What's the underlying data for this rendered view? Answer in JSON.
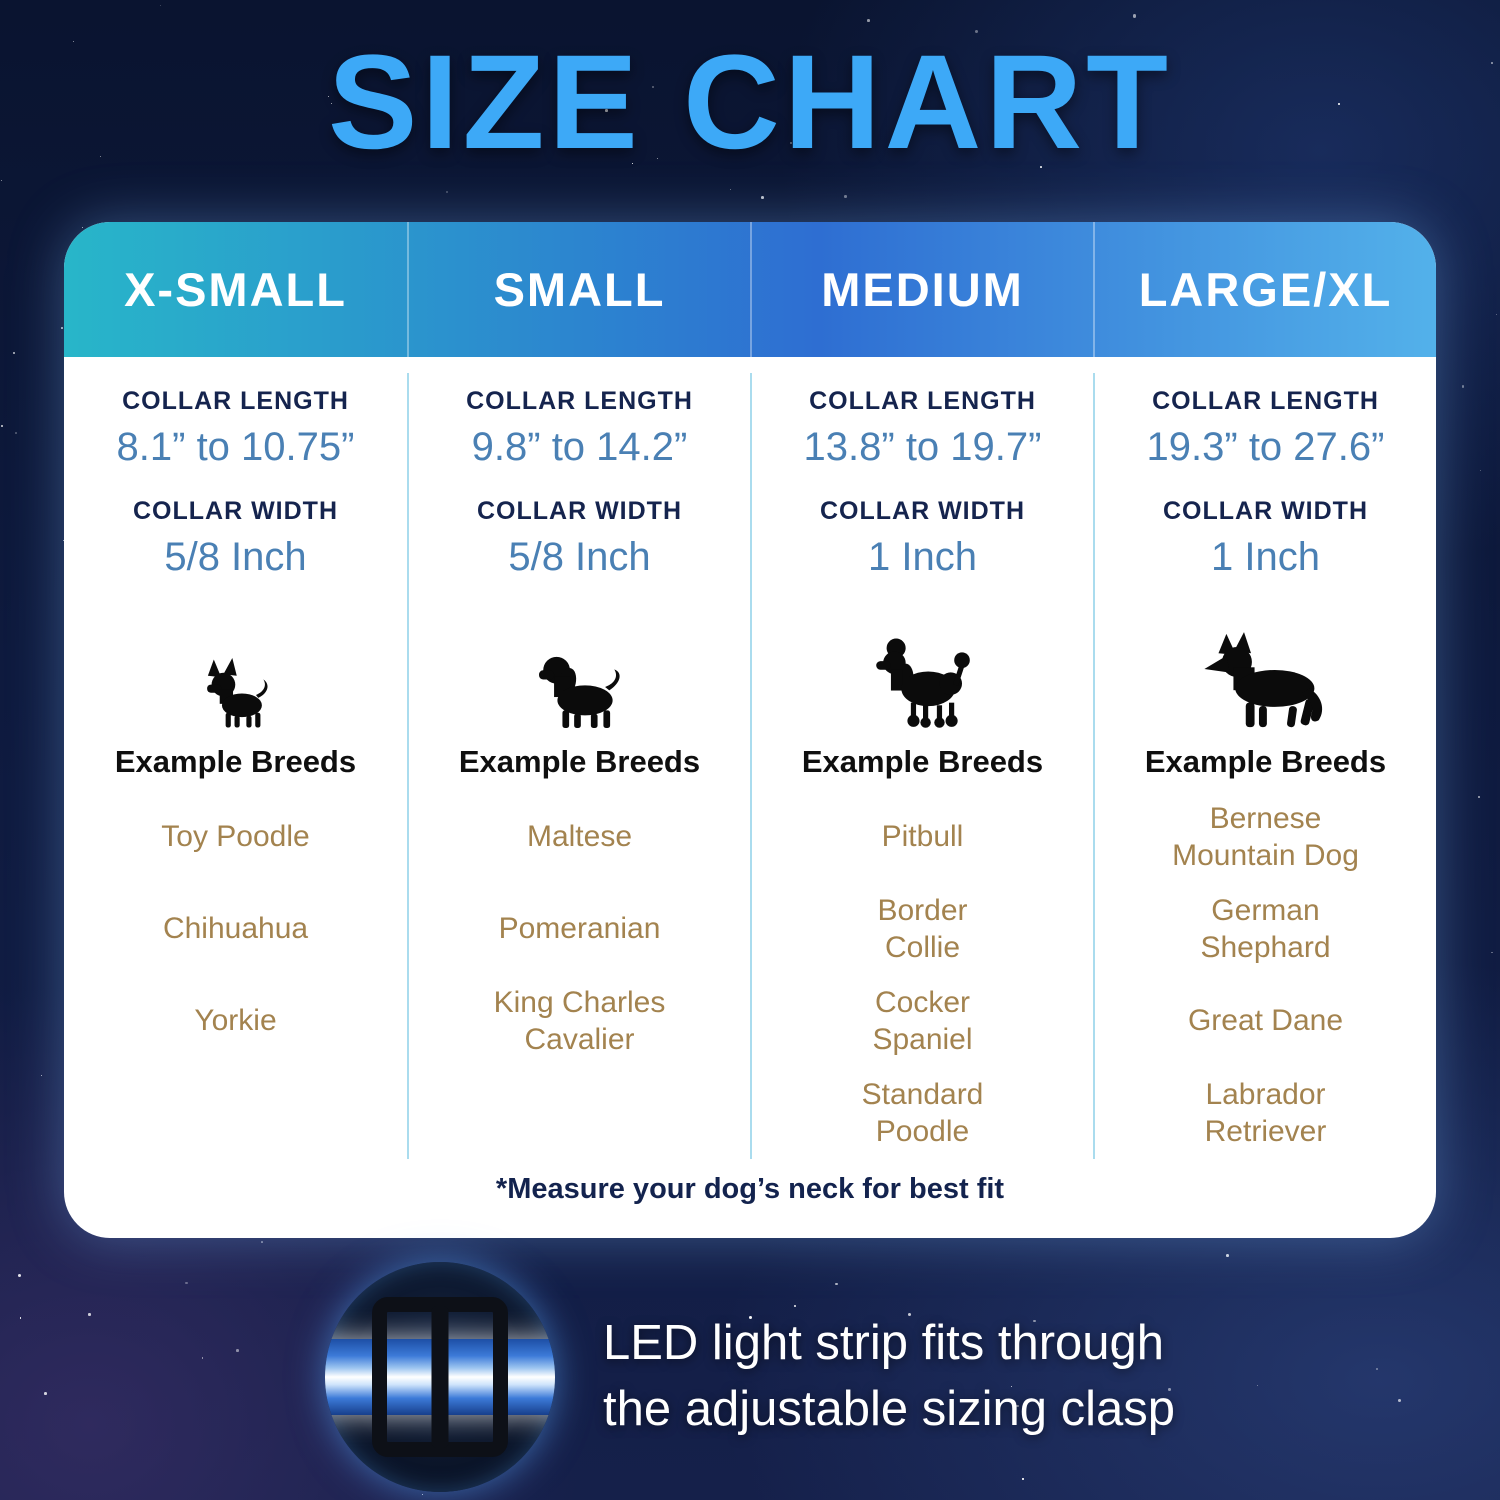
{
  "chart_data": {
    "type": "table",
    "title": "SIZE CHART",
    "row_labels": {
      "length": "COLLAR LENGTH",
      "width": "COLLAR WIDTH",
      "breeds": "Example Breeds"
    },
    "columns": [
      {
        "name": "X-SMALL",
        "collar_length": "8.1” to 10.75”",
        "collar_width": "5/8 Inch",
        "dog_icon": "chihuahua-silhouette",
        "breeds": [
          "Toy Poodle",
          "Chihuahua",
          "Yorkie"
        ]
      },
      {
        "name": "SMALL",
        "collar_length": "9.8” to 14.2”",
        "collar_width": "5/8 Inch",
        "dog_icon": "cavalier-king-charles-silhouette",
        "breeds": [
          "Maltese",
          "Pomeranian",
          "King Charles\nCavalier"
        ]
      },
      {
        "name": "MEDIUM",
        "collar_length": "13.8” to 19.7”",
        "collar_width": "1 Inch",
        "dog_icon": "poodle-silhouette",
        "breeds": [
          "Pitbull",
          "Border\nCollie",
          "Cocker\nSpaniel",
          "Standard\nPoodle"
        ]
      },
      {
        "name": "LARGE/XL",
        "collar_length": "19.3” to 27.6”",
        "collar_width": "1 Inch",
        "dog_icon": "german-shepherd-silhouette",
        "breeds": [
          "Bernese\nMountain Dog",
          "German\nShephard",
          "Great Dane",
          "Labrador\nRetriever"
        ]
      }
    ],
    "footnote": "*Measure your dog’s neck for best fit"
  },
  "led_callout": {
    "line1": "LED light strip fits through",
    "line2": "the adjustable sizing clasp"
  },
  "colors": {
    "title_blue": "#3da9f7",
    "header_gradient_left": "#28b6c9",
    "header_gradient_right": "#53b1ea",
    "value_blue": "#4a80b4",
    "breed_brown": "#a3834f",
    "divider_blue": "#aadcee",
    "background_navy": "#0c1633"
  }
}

- Instructions to follow:
Reproduce the whole listing exactly, but not the images in it.

- Answer to the problem:
What's the underlying data for this rendered view? Answer in JSON.
{
  "chart_data": {
    "type": "table",
    "title": "SIZE CHART",
    "row_labels": {
      "length": "COLLAR LENGTH",
      "width": "COLLAR WIDTH",
      "breeds": "Example Breeds"
    },
    "columns": [
      {
        "name": "X-SMALL",
        "collar_length": "8.1” to 10.75”",
        "collar_width": "5/8 Inch",
        "dog_icon": "chihuahua-silhouette",
        "breeds": [
          "Toy Poodle",
          "Chihuahua",
          "Yorkie"
        ]
      },
      {
        "name": "SMALL",
        "collar_length": "9.8” to 14.2”",
        "collar_width": "5/8 Inch",
        "dog_icon": "cavalier-king-charles-silhouette",
        "breeds": [
          "Maltese",
          "Pomeranian",
          "King Charles\nCavalier"
        ]
      },
      {
        "name": "MEDIUM",
        "collar_length": "13.8” to 19.7”",
        "collar_width": "1 Inch",
        "dog_icon": "poodle-silhouette",
        "breeds": [
          "Pitbull",
          "Border\nCollie",
          "Cocker\nSpaniel",
          "Standard\nPoodle"
        ]
      },
      {
        "name": "LARGE/XL",
        "collar_length": "19.3” to 27.6”",
        "collar_width": "1 Inch",
        "dog_icon": "german-shepherd-silhouette",
        "breeds": [
          "Bernese\nMountain Dog",
          "German\nShephard",
          "Great Dane",
          "Labrador\nRetriever"
        ]
      }
    ],
    "footnote": "*Measure your dog’s neck for best fit"
  },
  "led_callout": {
    "line1": "LED light strip fits through",
    "line2": "the adjustable sizing clasp"
  },
  "colors": {
    "title_blue": "#3da9f7",
    "header_gradient_left": "#28b6c9",
    "header_gradient_right": "#53b1ea",
    "value_blue": "#4a80b4",
    "breed_brown": "#a3834f",
    "divider_blue": "#aadcee",
    "background_navy": "#0c1633"
  }
}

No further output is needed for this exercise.